EXERCISE MATERIAL:
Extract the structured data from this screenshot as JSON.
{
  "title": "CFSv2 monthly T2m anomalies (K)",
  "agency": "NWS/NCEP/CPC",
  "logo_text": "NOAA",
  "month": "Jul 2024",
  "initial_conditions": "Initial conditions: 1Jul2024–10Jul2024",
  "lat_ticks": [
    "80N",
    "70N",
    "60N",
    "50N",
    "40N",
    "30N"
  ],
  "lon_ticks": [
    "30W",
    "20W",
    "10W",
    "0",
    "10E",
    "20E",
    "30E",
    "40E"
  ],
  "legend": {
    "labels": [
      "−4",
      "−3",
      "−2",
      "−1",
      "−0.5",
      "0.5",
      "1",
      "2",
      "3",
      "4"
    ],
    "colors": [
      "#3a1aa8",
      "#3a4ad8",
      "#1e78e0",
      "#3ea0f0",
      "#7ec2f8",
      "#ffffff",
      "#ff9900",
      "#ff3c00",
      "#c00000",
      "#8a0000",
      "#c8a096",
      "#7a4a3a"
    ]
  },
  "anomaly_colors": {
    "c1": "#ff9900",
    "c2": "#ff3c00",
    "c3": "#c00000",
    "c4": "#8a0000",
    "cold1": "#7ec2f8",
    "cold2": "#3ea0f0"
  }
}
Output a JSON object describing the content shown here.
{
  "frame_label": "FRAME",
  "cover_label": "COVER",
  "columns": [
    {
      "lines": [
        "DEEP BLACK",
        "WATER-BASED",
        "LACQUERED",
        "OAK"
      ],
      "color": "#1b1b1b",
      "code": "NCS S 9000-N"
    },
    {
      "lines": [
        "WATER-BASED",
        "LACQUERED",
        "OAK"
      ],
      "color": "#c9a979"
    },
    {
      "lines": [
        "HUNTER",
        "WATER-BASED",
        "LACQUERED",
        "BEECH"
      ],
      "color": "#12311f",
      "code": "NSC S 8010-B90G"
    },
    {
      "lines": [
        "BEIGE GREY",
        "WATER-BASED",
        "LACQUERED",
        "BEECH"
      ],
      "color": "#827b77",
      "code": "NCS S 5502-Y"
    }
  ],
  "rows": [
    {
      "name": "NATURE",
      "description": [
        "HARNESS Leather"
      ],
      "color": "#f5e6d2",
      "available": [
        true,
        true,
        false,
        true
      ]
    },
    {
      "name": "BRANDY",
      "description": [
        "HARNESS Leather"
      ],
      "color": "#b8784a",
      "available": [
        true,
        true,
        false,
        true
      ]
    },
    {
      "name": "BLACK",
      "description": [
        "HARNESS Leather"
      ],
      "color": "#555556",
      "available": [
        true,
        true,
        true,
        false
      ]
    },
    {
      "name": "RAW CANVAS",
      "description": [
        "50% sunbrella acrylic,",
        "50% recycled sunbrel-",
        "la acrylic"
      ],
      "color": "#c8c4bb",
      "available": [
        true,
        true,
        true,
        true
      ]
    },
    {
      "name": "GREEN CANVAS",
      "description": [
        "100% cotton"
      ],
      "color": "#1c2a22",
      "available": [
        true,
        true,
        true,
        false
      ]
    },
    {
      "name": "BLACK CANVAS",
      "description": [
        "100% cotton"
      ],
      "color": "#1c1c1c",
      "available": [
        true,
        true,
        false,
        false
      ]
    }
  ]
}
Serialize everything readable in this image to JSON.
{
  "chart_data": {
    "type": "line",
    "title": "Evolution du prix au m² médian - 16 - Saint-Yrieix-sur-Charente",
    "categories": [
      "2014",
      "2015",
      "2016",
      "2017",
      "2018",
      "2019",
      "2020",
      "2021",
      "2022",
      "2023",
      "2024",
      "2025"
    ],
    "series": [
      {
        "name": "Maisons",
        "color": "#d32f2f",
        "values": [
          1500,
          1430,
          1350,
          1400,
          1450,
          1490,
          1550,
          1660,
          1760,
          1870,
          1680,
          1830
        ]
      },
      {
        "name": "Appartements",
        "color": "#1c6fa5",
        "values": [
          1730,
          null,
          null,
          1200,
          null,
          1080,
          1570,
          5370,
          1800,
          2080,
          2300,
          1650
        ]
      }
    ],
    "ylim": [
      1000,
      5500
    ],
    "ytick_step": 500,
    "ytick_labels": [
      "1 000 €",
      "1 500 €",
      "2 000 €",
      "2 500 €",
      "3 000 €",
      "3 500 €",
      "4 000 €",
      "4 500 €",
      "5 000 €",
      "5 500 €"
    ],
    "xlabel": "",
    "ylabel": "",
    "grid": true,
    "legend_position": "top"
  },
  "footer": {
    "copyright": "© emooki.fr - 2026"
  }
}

WHAT YOU HAVE TO DO: Write out all of the records once more, exactly.

SOLUTION TO THIS TASK:
Extract the structured data from this screenshot as JSON.
{
  "title": "CFSv2 monthly T2m anomalies (K)",
  "agency": "NWS/NCEP/CPC",
  "logo_text": "NOAA",
  "month": "Jul 2024",
  "initial_conditions": "Initial conditions: 1Jul2024–10Jul2024",
  "lat_ticks": [
    "80N",
    "70N",
    "60N",
    "50N",
    "40N",
    "30N"
  ],
  "lon_ticks": [
    "30W",
    "20W",
    "10W",
    "0",
    "10E",
    "20E",
    "30E",
    "40E"
  ],
  "legend": {
    "labels": [
      "−4",
      "−3",
      "−2",
      "−1",
      "−0.5",
      "0.5",
      "1",
      "2",
      "3",
      "4"
    ],
    "colors": [
      "#3a1aa8",
      "#3a4ad8",
      "#1e78e0",
      "#3ea0f0",
      "#7ec2f8",
      "#ffffff",
      "#ff9900",
      "#ff3c00",
      "#c00000",
      "#8a0000",
      "#c8a096",
      "#7a4a3a"
    ]
  },
  "anomaly_colors": {
    "c1": "#ff9900",
    "c2": "#ff3c00",
    "c3": "#c00000",
    "c4": "#8a0000",
    "cold1": "#7ec2f8",
    "cold2": "#3ea0f0"
  }
}
Output a JSON object describing the content shown here.
{
  "frame_label": "FRAME",
  "cover_label": "COVER",
  "columns": [
    {
      "lines": [
        "DEEP BLACK",
        "WATER-BASED",
        "LACQUERED",
        "OAK"
      ],
      "color": "#1b1b1b",
      "code": "NCS S 9000-N"
    },
    {
      "lines": [
        "WATER-BASED",
        "LACQUERED",
        "OAK"
      ],
      "color": "#c9a979"
    },
    {
      "lines": [
        "HUNTER",
        "WATER-BASED",
        "LACQUERED",
        "BEECH"
      ],
      "color": "#12311f",
      "code": "NSC S 8010-B90G"
    },
    {
      "lines": [
        "BEIGE GREY",
        "WATER-BASED",
        "LACQUERED",
        "BEECH"
      ],
      "color": "#827b77",
      "code": "NCS S 5502-Y"
    }
  ],
  "rows": [
    {
      "name": "NATURE",
      "description": [
        "HARNESS Leather"
      ],
      "color": "#f5e6d2",
      "available": [
        true,
        true,
        false,
        true
      ]
    },
    {
      "name": "BRANDY",
      "description": [
        "HARNESS Leather"
      ],
      "color": "#b8784a",
      "available": [
        true,
        true,
        false,
        true
      ]
    },
    {
      "name": "BLACK",
      "description": [
        "HARNESS Leather"
      ],
      "color": "#555556",
      "available": [
        true,
        true,
        true,
        false
      ]
    },
    {
      "name": "RAW CANVAS",
      "description": [
        "50% sunbrella acrylic,",
        "50% recycled sunbrel-",
        "la acrylic"
      ],
      "color": "#c8c4bb",
      "available": [
        true,
        true,
        true,
        true
      ]
    },
    {
      "name": "GREEN CANVAS",
      "description": [
        "100% cotton"
      ],
      "color": "#1c2a22",
      "available": [
        true,
        true,
        true,
        false
      ]
    },
    {
      "name": "BLACK CANVAS",
      "description": [
        "100% cotton"
      ],
      "color": "#1c1c1c",
      "available": [
        true,
        true,
        false,
        false
      ]
    }
  ]
}
Serialize everything readable in this image to JSON.
{
  "chart_data": {
    "type": "line",
    "title": "Evolution du prix au m² médian - 16 - Saint-Yrieix-sur-Charente",
    "categories": [
      "2014",
      "2015",
      "2016",
      "2017",
      "2018",
      "2019",
      "2020",
      "2021",
      "2022",
      "2023",
      "2024",
      "2025"
    ],
    "series": [
      {
        "name": "Maisons",
        "color": "#d32f2f",
        "values": [
          1500,
          1430,
          1350,
          1400,
          1450,
          1490,
          1550,
          1660,
          1760,
          1870,
          1680,
          1830
        ]
      },
      {
        "name": "Appartements",
        "color": "#1c6fa5",
        "values": [
          1730,
          null,
          null,
          1200,
          null,
          1080,
          1570,
          5370,
          1800,
          2080,
          2300,
          1650
        ]
      }
    ],
    "ylim": [
      1000,
      5500
    ],
    "ytick_step": 500,
    "ytick_labels": [
      "1 000 €",
      "1 500 €",
      "2 000 €",
      "2 500 €",
      "3 000 €",
      "3 500 €",
      "4 000 €",
      "4 500 €",
      "5 000 €",
      "5 500 €"
    ],
    "xlabel": "",
    "ylabel": "",
    "grid": true,
    "legend_position": "top"
  },
  "footer": {
    "copyright": "© emooki.fr - 2026"
  }
}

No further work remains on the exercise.